====== MATERIAL
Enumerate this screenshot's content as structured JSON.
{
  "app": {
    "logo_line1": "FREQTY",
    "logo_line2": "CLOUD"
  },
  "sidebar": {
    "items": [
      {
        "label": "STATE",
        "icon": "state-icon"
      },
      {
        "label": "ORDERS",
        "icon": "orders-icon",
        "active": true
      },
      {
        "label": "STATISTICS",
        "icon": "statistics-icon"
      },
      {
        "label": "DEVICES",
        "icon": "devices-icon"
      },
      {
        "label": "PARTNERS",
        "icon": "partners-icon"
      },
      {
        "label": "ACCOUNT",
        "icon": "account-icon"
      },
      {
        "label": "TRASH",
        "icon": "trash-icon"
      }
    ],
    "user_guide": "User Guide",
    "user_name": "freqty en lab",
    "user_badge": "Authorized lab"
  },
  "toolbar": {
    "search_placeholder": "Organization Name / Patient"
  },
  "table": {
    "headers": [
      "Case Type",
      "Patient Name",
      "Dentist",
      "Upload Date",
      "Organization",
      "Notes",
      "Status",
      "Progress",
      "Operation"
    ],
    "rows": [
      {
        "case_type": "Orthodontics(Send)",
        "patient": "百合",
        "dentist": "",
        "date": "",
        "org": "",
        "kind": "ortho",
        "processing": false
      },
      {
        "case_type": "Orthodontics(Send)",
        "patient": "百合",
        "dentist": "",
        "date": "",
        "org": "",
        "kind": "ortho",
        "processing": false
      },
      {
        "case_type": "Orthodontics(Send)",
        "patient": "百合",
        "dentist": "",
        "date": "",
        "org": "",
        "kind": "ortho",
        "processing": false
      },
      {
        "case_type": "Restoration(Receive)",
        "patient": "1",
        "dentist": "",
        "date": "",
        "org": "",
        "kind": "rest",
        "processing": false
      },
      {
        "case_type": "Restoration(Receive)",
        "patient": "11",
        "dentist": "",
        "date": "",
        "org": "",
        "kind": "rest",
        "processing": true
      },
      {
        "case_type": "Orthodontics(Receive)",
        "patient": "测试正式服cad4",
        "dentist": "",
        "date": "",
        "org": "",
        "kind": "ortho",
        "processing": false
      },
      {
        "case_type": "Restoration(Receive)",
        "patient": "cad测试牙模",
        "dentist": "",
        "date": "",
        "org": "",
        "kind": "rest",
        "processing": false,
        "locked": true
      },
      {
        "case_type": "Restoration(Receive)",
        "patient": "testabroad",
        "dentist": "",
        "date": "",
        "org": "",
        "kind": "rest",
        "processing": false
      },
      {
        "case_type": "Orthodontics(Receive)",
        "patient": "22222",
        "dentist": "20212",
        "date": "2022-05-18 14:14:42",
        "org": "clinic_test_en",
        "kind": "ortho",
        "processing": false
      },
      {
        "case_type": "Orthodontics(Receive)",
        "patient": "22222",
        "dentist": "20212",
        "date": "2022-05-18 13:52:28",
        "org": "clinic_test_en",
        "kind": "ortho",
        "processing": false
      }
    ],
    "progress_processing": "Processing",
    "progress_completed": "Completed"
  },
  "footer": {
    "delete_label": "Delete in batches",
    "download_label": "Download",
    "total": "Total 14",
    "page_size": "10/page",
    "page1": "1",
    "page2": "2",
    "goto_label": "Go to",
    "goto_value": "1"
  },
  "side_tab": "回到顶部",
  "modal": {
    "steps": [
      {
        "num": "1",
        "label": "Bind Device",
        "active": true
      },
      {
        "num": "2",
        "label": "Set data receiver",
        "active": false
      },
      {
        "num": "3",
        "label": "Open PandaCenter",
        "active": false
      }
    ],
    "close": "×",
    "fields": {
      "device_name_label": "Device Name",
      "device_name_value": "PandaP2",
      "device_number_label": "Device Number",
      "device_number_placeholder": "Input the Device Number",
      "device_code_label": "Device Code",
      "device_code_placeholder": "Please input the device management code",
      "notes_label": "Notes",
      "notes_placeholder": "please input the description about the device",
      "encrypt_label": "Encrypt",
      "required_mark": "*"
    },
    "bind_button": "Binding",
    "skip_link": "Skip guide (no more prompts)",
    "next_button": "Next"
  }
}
============
- OBJECTIVE
From the records above, copy every line that holds the word "icon".

- EXERCISE RESPONSE
        "icon": "state-icon"
        "icon": "orders-icon",
        "icon": "statistics-icon"
        "icon": "devices-icon"
        "icon": "partners-icon"
        "icon": "account-icon"
        "icon": "trash-icon"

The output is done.